__DIRECTIONS FOR THIS TASK__
Exact repetition of every entry is required.

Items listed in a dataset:
• • •

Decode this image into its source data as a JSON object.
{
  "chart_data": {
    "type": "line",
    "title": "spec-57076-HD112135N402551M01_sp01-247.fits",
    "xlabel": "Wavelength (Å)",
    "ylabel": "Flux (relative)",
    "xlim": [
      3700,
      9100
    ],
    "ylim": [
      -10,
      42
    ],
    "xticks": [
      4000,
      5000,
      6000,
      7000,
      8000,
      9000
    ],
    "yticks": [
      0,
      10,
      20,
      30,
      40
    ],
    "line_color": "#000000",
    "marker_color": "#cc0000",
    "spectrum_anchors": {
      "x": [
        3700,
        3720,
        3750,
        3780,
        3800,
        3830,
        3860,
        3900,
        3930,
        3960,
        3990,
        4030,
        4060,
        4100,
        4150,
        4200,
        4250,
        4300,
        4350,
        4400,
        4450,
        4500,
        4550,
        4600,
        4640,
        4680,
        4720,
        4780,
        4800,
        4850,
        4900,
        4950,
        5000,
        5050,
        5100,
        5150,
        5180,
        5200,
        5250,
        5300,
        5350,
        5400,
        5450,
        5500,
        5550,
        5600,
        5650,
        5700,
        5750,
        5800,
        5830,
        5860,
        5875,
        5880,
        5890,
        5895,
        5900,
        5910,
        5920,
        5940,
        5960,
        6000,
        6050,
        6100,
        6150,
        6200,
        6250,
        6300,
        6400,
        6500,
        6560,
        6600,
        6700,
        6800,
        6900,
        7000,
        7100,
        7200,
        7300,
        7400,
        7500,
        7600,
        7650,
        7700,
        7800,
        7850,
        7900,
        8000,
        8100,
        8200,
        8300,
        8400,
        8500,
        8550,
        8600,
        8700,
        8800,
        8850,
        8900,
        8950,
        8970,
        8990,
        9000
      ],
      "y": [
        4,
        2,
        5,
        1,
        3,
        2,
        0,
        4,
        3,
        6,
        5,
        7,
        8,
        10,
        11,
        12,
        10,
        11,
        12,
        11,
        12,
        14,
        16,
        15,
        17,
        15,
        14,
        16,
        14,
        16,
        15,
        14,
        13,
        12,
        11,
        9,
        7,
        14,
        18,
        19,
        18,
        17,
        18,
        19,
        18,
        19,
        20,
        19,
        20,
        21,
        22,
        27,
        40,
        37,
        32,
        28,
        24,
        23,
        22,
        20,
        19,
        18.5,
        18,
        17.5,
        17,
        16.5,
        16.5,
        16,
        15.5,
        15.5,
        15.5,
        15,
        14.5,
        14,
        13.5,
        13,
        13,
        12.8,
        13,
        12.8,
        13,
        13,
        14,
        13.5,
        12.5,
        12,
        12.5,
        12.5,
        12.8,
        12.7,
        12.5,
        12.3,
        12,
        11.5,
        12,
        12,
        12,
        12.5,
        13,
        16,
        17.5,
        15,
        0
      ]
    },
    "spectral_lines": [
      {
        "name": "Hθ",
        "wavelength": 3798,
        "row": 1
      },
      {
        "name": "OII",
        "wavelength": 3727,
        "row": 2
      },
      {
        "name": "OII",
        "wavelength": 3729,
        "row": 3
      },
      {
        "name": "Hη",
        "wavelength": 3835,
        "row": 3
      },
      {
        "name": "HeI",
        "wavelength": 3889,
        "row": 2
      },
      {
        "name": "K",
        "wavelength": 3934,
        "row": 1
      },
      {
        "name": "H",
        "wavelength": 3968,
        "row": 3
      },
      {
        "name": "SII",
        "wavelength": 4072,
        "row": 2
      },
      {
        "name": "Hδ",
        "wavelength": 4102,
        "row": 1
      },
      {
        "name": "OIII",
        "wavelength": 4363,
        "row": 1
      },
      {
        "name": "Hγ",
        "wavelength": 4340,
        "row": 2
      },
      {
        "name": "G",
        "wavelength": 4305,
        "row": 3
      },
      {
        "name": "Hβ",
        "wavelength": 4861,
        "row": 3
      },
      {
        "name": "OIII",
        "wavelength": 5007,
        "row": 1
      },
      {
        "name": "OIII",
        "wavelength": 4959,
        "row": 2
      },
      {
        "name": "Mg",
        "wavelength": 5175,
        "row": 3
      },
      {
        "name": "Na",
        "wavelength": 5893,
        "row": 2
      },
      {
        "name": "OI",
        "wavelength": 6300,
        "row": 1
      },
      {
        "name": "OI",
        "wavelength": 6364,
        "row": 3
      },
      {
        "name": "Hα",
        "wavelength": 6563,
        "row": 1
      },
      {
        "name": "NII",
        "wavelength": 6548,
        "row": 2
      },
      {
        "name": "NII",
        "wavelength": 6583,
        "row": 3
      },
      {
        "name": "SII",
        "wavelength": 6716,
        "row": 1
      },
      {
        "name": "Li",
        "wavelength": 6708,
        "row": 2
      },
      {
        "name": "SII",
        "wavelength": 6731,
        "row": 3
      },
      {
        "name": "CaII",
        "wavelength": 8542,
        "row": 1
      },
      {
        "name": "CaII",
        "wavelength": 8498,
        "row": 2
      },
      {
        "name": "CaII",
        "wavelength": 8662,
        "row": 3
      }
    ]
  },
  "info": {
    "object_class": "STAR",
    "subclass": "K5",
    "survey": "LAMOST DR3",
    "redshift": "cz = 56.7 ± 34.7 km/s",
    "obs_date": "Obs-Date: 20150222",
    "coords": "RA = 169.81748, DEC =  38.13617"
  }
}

• • •

__WORKED SOLUTION__
Decode this image into its source data as a JSON object.
{
  "chart_data": {
    "type": "line",
    "title": "spec-57076-HD112135N402551M01_sp01-247.fits",
    "xlabel": "Wavelength (Å)",
    "ylabel": "Flux (relative)",
    "xlim": [
      3700,
      9100
    ],
    "ylim": [
      -10,
      42
    ],
    "xticks": [
      4000,
      5000,
      6000,
      7000,
      8000,
      9000
    ],
    "yticks": [
      0,
      10,
      20,
      30,
      40
    ],
    "line_color": "#000000",
    "marker_color": "#cc0000",
    "spectrum_anchors": {
      "x": [
        3700,
        3720,
        3750,
        3780,
        3800,
        3830,
        3860,
        3900,
        3930,
        3960,
        3990,
        4030,
        4060,
        4100,
        4150,
        4200,
        4250,
        4300,
        4350,
        4400,
        4450,
        4500,
        4550,
        4600,
        4640,
        4680,
        4720,
        4780,
        4800,
        4850,
        4900,
        4950,
        5000,
        5050,
        5100,
        5150,
        5180,
        5200,
        5250,
        5300,
        5350,
        5400,
        5450,
        5500,
        5550,
        5600,
        5650,
        5700,
        5750,
        5800,
        5830,
        5860,
        5875,
        5880,
        5890,
        5895,
        5900,
        5910,
        5920,
        5940,
        5960,
        6000,
        6050,
        6100,
        6150,
        6200,
        6250,
        6300,
        6400,
        6500,
        6560,
        6600,
        6700,
        6800,
        6900,
        7000,
        7100,
        7200,
        7300,
        7400,
        7500,
        7600,
        7650,
        7700,
        7800,
        7850,
        7900,
        8000,
        8100,
        8200,
        8300,
        8400,
        8500,
        8550,
        8600,
        8700,
        8800,
        8850,
        8900,
        8950,
        8970,
        8990,
        9000
      ],
      "y": [
        4,
        2,
        5,
        1,
        3,
        2,
        0,
        4,
        3,
        6,
        5,
        7,
        8,
        10,
        11,
        12,
        10,
        11,
        12,
        11,
        12,
        14,
        16,
        15,
        17,
        15,
        14,
        16,
        14,
        16,
        15,
        14,
        13,
        12,
        11,
        9,
        7,
        14,
        18,
        19,
        18,
        17,
        18,
        19,
        18,
        19,
        20,
        19,
        20,
        21,
        22,
        27,
        40,
        37,
        32,
        28,
        24,
        23,
        22,
        20,
        19,
        18.5,
        18,
        17.5,
        17,
        16.5,
        16.5,
        16,
        15.5,
        15.5,
        15.5,
        15,
        14.5,
        14,
        13.5,
        13,
        13,
        12.8,
        13,
        12.8,
        13,
        13,
        14,
        13.5,
        12.5,
        12,
        12.5,
        12.5,
        12.8,
        12.7,
        12.5,
        12.3,
        12,
        11.5,
        12,
        12,
        12,
        12.5,
        13,
        16,
        17.5,
        15,
        0
      ]
    },
    "spectral_lines": [
      {
        "name": "Hθ",
        "wavelength": 3798,
        "row": 1
      },
      {
        "name": "OII",
        "wavelength": 3727,
        "row": 2
      },
      {
        "name": "OII",
        "wavelength": 3729,
        "row": 3
      },
      {
        "name": "Hη",
        "wavelength": 3835,
        "row": 3
      },
      {
        "name": "HeI",
        "wavelength": 3889,
        "row": 2
      },
      {
        "name": "K",
        "wavelength": 3934,
        "row": 1
      },
      {
        "name": "H",
        "wavelength": 3968,
        "row": 3
      },
      {
        "name": "SII",
        "wavelength": 4072,
        "row": 2
      },
      {
        "name": "Hδ",
        "wavelength": 4102,
        "row": 1
      },
      {
        "name": "OIII",
        "wavelength": 4363,
        "row": 1
      },
      {
        "name": "Hγ",
        "wavelength": 4340,
        "row": 2
      },
      {
        "name": "G",
        "wavelength": 4305,
        "row": 3
      },
      {
        "name": "Hβ",
        "wavelength": 4861,
        "row": 3
      },
      {
        "name": "OIII",
        "wavelength": 5007,
        "row": 1
      },
      {
        "name": "OIII",
        "wavelength": 4959,
        "row": 2
      },
      {
        "name": "Mg",
        "wavelength": 5175,
        "row": 3
      },
      {
        "name": "Na",
        "wavelength": 5893,
        "row": 2
      },
      {
        "name": "OI",
        "wavelength": 6300,
        "row": 1
      },
      {
        "name": "OI",
        "wavelength": 6364,
        "row": 3
      },
      {
        "name": "Hα",
        "wavelength": 6563,
        "row": 1
      },
      {
        "name": "NII",
        "wavelength": 6548,
        "row": 2
      },
      {
        "name": "NII",
        "wavelength": 6583,
        "row": 3
      },
      {
        "name": "SII",
        "wavelength": 6716,
        "row": 1
      },
      {
        "name": "Li",
        "wavelength": 6708,
        "row": 2
      },
      {
        "name": "SII",
        "wavelength": 6731,
        "row": 3
      },
      {
        "name": "CaII",
        "wavelength": 8542,
        "row": 1
      },
      {
        "name": "CaII",
        "wavelength": 8498,
        "row": 2
      },
      {
        "name": "CaII",
        "wavelength": 8662,
        "row": 3
      }
    ]
  },
  "info": {
    "object_class": "STAR",
    "subclass": "K5",
    "survey": "LAMOST DR3",
    "redshift": "cz = 56.7 ± 34.7 km/s",
    "obs_date": "Obs-Date: 20150222",
    "coords": "RA = 169.81748, DEC =  38.13617"
  }
}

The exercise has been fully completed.